Begin Supplied records
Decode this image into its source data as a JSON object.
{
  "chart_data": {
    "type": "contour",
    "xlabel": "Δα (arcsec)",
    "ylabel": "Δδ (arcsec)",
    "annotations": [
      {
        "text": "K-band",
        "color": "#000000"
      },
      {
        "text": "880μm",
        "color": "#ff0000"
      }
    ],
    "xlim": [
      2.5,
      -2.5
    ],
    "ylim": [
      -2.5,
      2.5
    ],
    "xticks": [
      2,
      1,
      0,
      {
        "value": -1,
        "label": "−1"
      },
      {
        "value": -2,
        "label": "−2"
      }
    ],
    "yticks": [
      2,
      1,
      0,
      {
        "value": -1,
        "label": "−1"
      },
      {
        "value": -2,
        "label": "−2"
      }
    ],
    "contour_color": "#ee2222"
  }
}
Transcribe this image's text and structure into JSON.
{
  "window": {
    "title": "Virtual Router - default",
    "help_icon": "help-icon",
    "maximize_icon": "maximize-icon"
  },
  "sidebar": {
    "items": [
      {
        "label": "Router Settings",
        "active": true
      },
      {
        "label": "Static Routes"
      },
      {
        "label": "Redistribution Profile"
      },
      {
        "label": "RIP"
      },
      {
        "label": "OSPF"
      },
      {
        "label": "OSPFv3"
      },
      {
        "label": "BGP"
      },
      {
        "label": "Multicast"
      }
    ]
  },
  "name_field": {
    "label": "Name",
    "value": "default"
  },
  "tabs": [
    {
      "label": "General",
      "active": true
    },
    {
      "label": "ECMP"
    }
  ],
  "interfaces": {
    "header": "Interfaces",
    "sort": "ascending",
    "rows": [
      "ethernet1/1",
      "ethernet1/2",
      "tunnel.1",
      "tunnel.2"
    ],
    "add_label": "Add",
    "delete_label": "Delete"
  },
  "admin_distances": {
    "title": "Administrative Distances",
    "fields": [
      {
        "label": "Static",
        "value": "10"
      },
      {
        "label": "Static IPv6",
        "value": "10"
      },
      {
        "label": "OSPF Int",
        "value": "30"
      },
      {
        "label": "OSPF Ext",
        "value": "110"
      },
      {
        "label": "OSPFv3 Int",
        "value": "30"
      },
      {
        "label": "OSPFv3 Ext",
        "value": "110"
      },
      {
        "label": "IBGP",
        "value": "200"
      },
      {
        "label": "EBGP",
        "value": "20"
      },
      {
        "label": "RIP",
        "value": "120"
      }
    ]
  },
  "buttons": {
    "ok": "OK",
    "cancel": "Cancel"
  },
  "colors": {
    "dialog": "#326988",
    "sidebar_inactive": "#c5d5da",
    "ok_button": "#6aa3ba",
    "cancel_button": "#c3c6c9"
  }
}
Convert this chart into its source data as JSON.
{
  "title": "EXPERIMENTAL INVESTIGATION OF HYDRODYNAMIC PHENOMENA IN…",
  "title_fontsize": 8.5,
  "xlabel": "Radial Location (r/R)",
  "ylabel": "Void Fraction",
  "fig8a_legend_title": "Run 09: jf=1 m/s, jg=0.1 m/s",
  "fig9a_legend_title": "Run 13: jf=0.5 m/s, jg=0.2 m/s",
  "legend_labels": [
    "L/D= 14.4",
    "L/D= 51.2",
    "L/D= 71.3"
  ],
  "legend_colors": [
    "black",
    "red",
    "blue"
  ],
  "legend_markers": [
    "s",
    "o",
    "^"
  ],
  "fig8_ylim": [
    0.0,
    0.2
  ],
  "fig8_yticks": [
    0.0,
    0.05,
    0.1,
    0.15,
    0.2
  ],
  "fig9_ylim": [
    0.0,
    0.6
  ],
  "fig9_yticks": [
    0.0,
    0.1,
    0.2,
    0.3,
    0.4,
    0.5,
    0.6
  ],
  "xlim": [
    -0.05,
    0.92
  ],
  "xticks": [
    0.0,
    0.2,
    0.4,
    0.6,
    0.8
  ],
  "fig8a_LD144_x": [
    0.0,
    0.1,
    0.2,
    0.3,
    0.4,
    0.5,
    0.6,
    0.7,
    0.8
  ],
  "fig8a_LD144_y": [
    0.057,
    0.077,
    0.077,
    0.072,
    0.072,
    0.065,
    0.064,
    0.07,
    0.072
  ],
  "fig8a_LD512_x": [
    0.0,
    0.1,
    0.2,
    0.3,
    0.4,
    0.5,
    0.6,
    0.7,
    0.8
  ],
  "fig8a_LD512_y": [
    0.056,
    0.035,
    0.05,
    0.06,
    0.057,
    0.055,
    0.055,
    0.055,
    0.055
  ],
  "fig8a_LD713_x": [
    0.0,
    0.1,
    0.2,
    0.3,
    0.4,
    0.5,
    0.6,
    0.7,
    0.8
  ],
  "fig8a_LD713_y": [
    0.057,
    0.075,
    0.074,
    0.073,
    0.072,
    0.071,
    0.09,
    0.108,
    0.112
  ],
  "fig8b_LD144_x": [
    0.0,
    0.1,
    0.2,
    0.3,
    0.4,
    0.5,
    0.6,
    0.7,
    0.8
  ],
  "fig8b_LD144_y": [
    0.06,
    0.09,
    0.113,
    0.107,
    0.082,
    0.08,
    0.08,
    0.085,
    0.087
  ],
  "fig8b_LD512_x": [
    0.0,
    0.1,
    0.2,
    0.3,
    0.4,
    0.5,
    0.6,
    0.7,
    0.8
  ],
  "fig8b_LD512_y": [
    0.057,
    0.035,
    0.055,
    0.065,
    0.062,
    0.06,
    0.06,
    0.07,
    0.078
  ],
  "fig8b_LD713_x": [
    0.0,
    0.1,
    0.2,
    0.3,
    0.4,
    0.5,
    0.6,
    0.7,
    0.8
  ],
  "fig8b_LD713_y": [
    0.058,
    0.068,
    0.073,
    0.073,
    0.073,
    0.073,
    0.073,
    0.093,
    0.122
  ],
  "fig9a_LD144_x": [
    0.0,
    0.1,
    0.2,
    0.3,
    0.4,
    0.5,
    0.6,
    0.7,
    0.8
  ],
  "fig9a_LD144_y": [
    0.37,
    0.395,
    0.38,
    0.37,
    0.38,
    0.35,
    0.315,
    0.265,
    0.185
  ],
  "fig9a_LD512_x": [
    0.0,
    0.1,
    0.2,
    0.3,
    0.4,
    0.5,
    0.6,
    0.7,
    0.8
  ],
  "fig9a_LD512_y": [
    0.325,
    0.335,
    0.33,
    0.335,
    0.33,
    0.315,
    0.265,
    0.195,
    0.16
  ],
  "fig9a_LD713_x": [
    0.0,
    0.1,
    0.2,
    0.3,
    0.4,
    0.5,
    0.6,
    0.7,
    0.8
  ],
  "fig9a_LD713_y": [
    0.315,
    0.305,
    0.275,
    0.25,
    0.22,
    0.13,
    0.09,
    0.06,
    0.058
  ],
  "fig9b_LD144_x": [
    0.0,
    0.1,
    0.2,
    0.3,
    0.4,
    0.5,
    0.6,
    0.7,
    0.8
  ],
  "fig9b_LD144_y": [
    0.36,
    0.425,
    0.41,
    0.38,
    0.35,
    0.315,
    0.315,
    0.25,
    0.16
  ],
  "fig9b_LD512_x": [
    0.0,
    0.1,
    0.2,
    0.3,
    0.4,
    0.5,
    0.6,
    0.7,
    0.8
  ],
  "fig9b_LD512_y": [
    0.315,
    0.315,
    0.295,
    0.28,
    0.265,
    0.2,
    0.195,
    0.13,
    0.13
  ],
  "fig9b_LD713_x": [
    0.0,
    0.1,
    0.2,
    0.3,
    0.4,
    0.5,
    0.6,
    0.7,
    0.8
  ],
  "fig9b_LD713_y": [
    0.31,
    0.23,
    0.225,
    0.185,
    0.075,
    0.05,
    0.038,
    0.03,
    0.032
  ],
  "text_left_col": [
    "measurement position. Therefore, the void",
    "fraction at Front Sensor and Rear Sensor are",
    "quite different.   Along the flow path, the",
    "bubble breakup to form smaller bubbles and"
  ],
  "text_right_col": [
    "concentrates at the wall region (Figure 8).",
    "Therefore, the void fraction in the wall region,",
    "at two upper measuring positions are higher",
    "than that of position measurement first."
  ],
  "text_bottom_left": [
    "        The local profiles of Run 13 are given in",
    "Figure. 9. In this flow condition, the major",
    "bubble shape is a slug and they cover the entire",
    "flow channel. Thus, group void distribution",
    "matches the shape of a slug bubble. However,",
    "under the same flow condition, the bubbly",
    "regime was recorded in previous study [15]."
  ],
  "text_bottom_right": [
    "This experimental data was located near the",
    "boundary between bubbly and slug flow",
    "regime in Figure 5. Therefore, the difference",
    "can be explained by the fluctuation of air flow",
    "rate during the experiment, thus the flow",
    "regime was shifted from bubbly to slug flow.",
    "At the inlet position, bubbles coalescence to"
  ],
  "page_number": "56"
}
End Supplied records
• _What this task involves_
Pick out the lines above that hold the string "region" and show them.

• _Output_
    "concentrates at the wall region (Figure 8).",
    "Therefore, the void fraction in the wall region,",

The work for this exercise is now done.